> _Written request_:
Quote, exactly, the line holding "Enumerate this screenshot's" and all lines after it to the end of the records below. Exclude pictures.

> _Data for this task_:

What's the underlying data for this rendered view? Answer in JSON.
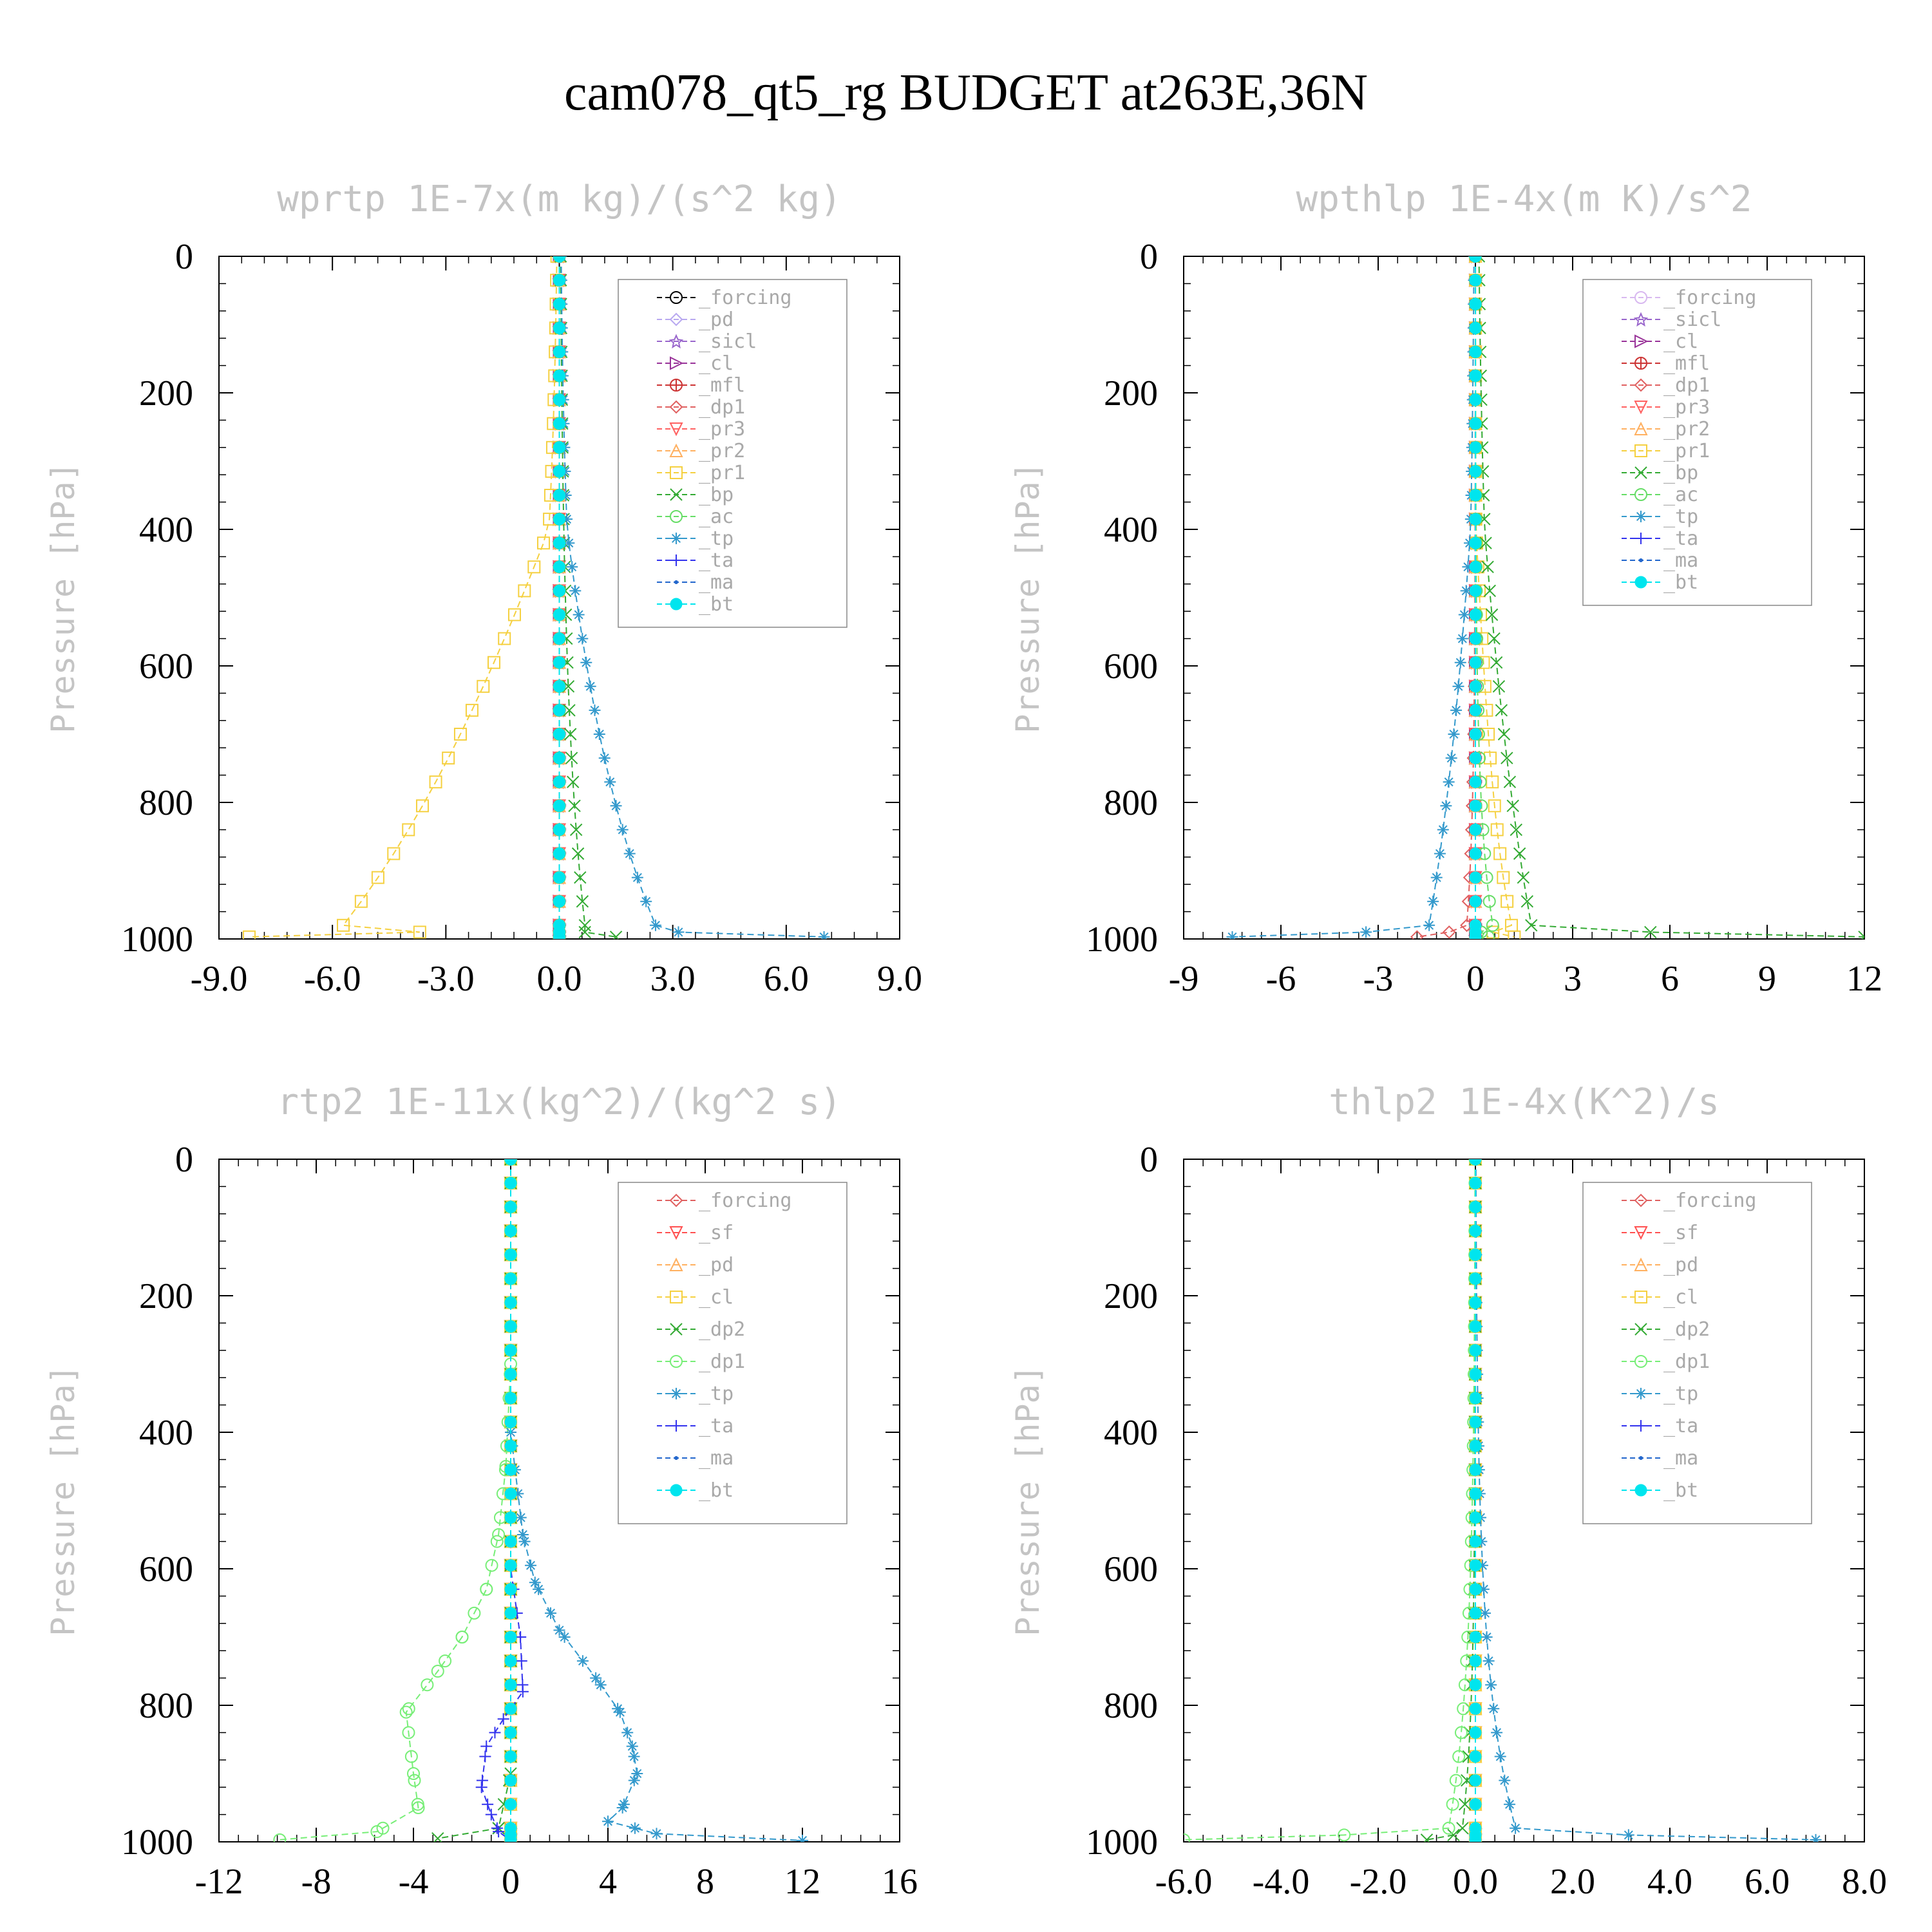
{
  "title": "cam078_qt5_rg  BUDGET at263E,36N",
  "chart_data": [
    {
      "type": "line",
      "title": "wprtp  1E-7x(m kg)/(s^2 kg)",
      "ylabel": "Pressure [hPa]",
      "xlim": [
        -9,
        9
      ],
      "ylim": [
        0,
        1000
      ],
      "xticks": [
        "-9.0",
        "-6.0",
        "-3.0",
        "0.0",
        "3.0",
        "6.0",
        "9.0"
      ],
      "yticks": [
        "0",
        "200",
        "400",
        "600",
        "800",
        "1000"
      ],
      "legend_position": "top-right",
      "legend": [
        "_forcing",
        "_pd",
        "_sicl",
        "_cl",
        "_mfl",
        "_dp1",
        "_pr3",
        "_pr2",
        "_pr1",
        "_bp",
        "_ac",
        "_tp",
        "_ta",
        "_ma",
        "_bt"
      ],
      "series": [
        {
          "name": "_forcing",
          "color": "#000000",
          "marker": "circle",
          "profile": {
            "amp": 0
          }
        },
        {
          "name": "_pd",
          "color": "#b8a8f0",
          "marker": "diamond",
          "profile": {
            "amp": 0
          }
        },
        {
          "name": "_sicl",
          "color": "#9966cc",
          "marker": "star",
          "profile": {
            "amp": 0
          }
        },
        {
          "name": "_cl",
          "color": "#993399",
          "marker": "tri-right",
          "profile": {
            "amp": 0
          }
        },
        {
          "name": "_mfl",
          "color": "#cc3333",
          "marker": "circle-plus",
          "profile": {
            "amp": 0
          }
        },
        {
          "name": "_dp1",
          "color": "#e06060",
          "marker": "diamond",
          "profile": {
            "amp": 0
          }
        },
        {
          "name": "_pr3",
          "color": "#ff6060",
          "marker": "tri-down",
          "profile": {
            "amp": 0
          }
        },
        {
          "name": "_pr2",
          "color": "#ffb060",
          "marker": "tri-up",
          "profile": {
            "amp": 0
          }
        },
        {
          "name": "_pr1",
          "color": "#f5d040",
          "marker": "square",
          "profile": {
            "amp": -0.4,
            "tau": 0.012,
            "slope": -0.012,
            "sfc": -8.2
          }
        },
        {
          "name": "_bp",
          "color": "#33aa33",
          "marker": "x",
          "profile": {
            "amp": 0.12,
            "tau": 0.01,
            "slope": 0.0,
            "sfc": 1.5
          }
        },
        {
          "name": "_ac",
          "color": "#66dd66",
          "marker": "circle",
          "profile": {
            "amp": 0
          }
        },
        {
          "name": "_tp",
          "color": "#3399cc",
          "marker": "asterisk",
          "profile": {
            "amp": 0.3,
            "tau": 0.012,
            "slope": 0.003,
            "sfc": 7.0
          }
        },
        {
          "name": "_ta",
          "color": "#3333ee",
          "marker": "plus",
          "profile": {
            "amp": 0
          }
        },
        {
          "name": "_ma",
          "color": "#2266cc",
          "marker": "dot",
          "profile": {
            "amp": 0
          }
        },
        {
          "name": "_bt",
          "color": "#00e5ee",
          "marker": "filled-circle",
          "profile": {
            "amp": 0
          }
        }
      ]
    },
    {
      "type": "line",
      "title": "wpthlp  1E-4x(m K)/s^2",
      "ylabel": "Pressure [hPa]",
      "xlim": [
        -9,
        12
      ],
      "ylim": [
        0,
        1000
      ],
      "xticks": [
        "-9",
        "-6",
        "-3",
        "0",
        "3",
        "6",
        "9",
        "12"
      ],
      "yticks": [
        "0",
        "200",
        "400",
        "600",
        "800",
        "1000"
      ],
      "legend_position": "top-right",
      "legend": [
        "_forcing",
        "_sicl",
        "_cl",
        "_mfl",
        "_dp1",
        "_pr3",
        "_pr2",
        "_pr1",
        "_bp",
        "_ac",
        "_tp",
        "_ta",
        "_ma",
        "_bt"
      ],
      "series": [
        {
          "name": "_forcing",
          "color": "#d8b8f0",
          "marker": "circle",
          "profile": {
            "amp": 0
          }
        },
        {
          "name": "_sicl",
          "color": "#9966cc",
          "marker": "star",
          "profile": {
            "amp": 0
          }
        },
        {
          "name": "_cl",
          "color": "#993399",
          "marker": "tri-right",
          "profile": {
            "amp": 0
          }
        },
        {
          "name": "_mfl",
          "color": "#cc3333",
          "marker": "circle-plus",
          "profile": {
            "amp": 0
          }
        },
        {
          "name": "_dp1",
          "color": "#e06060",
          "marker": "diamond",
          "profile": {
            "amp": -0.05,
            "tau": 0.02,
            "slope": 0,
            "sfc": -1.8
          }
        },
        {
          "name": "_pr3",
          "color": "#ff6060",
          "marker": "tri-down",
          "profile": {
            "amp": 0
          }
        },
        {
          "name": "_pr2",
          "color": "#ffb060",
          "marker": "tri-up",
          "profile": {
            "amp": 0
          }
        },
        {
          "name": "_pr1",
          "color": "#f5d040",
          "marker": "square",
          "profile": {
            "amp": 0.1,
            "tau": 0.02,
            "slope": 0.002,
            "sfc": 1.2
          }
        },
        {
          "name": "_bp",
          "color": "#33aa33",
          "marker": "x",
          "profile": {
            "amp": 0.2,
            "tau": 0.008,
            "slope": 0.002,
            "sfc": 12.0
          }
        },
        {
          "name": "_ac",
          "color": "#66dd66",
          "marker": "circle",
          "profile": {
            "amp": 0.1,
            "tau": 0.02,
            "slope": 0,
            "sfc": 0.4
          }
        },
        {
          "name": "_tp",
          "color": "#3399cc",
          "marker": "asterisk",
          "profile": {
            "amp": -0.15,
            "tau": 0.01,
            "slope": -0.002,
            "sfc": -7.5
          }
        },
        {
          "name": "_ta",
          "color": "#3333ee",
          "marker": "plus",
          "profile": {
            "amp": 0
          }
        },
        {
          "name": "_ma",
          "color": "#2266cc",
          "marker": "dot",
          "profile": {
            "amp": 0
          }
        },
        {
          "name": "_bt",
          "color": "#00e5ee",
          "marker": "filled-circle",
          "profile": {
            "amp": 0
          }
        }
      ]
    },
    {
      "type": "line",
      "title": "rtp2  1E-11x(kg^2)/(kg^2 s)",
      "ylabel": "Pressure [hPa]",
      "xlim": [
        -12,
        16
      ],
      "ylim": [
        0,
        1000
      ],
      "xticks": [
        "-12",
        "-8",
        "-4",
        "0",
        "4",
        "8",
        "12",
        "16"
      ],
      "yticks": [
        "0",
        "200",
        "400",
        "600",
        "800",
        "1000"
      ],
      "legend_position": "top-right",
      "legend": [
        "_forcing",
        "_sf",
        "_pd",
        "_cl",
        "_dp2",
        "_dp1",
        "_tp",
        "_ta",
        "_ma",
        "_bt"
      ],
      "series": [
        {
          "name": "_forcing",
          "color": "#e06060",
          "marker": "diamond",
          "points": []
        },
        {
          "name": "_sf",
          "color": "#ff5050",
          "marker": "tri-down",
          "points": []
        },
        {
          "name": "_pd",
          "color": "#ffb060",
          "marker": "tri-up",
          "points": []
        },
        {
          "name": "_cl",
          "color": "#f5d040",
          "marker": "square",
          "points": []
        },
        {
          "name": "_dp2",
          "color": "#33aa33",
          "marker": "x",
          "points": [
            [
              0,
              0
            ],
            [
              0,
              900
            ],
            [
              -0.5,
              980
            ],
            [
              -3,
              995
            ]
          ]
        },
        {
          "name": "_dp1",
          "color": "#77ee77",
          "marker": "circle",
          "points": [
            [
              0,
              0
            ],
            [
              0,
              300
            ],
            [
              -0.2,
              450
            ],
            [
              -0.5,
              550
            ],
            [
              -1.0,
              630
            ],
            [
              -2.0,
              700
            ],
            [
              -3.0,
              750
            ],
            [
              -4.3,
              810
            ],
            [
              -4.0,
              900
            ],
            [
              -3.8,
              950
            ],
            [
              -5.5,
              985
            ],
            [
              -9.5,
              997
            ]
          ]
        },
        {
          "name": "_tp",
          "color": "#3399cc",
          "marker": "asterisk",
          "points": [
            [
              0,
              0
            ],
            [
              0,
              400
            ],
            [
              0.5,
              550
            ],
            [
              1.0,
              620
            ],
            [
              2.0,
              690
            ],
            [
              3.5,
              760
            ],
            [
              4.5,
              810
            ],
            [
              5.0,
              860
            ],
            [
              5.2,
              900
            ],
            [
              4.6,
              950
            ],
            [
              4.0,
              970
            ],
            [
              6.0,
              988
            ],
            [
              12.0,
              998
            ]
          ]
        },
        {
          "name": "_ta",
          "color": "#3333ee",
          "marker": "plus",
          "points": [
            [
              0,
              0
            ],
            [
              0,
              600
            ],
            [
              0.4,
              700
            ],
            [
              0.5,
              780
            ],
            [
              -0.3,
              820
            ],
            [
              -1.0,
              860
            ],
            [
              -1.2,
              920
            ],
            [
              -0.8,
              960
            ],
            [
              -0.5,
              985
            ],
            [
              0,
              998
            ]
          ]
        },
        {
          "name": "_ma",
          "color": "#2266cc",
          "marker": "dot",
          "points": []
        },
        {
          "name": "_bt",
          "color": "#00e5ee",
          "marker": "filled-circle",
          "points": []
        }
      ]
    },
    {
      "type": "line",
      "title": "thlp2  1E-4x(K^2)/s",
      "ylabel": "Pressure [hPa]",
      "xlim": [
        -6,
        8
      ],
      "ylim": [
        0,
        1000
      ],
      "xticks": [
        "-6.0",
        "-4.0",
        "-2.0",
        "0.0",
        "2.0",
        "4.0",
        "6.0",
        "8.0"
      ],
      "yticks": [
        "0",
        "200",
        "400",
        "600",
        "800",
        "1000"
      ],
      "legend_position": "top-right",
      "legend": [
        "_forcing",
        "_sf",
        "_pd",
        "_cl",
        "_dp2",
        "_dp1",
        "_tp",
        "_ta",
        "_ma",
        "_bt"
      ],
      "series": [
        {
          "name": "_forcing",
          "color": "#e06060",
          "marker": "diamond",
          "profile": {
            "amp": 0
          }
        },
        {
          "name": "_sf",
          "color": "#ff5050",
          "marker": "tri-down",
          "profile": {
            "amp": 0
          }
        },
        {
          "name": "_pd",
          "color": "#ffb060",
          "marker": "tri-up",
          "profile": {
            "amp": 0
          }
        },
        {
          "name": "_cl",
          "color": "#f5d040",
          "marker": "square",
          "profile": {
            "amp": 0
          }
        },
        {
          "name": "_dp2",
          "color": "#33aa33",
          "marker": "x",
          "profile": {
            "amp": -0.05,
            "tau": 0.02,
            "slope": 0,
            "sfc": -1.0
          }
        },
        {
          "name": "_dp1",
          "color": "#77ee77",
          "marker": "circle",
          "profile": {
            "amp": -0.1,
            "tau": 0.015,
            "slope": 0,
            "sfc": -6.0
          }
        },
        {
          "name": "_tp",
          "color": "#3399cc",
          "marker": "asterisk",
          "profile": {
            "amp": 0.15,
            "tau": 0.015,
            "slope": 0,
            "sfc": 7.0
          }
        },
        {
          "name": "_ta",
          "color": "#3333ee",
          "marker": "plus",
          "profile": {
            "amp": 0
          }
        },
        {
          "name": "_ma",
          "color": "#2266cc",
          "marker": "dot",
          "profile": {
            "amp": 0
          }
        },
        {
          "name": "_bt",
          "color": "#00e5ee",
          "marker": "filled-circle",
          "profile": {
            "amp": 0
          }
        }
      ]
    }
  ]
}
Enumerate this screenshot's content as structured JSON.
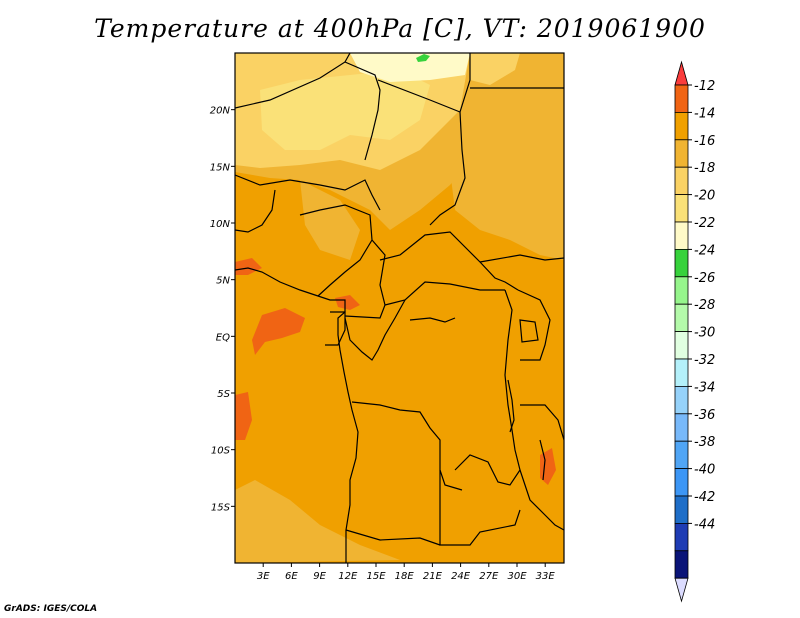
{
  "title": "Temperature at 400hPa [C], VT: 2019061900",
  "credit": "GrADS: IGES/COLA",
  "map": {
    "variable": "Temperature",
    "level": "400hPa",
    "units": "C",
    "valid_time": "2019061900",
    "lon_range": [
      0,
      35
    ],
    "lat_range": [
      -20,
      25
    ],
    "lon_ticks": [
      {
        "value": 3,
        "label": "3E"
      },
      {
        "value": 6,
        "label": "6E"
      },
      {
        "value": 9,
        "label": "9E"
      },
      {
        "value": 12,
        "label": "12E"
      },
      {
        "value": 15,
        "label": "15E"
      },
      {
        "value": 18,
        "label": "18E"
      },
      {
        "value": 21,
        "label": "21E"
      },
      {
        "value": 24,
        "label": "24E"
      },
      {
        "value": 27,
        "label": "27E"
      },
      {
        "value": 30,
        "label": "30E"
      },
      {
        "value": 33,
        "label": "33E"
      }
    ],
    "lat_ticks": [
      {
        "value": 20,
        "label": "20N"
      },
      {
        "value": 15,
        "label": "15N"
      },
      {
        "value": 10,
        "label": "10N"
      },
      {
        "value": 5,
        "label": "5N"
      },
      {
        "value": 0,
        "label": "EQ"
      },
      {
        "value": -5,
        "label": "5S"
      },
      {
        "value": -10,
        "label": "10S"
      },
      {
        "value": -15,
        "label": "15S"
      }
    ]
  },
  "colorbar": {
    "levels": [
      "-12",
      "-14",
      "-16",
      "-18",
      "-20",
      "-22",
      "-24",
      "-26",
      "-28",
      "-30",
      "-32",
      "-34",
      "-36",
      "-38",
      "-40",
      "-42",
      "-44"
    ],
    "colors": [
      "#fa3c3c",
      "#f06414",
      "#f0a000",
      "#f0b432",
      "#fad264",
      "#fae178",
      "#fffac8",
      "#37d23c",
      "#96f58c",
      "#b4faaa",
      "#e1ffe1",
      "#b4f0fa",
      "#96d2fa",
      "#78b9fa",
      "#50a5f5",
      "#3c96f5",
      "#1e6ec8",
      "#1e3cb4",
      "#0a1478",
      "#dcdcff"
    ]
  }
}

> _Worked answer_:
Enumerate this screenshot's content as structured JSON.
{
  "title": "Temperature at 400hPa [C], VT: 2019061900",
  "credit": "GrADS: IGES/COLA",
  "map": {
    "variable": "Temperature",
    "level": "400hPa",
    "units": "C",
    "valid_time": "2019061900",
    "lon_range": [
      0,
      35
    ],
    "lat_range": [
      -20,
      25
    ],
    "lon_ticks": [
      {
        "value": 3,
        "label": "3E"
      },
      {
        "value": 6,
        "label": "6E"
      },
      {
        "value": 9,
        "label": "9E"
      },
      {
        "value": 12,
        "label": "12E"
      },
      {
        "value": 15,
        "label": "15E"
      },
      {
        "value": 18,
        "label": "18E"
      },
      {
        "value": 21,
        "label": "21E"
      },
      {
        "value": 24,
        "label": "24E"
      },
      {
        "value": 27,
        "label": "27E"
      },
      {
        "value": 30,
        "label": "30E"
      },
      {
        "value": 33,
        "label": "33E"
      }
    ],
    "lat_ticks": [
      {
        "value": 20,
        "label": "20N"
      },
      {
        "value": 15,
        "label": "15N"
      },
      {
        "value": 10,
        "label": "10N"
      },
      {
        "value": 5,
        "label": "5N"
      },
      {
        "value": 0,
        "label": "EQ"
      },
      {
        "value": -5,
        "label": "5S"
      },
      {
        "value": -10,
        "label": "10S"
      },
      {
        "value": -15,
        "label": "15S"
      }
    ]
  },
  "colorbar": {
    "levels": [
      "-12",
      "-14",
      "-16",
      "-18",
      "-20",
      "-22",
      "-24",
      "-26",
      "-28",
      "-30",
      "-32",
      "-34",
      "-36",
      "-38",
      "-40",
      "-42",
      "-44"
    ],
    "colors": [
      "#fa3c3c",
      "#f06414",
      "#f0a000",
      "#f0b432",
      "#fad264",
      "#fae178",
      "#fffac8",
      "#37d23c",
      "#96f58c",
      "#b4faaa",
      "#e1ffe1",
      "#b4f0fa",
      "#96d2fa",
      "#78b9fa",
      "#50a5f5",
      "#3c96f5",
      "#1e6ec8",
      "#1e3cb4",
      "#0a1478",
      "#dcdcff"
    ]
  }
}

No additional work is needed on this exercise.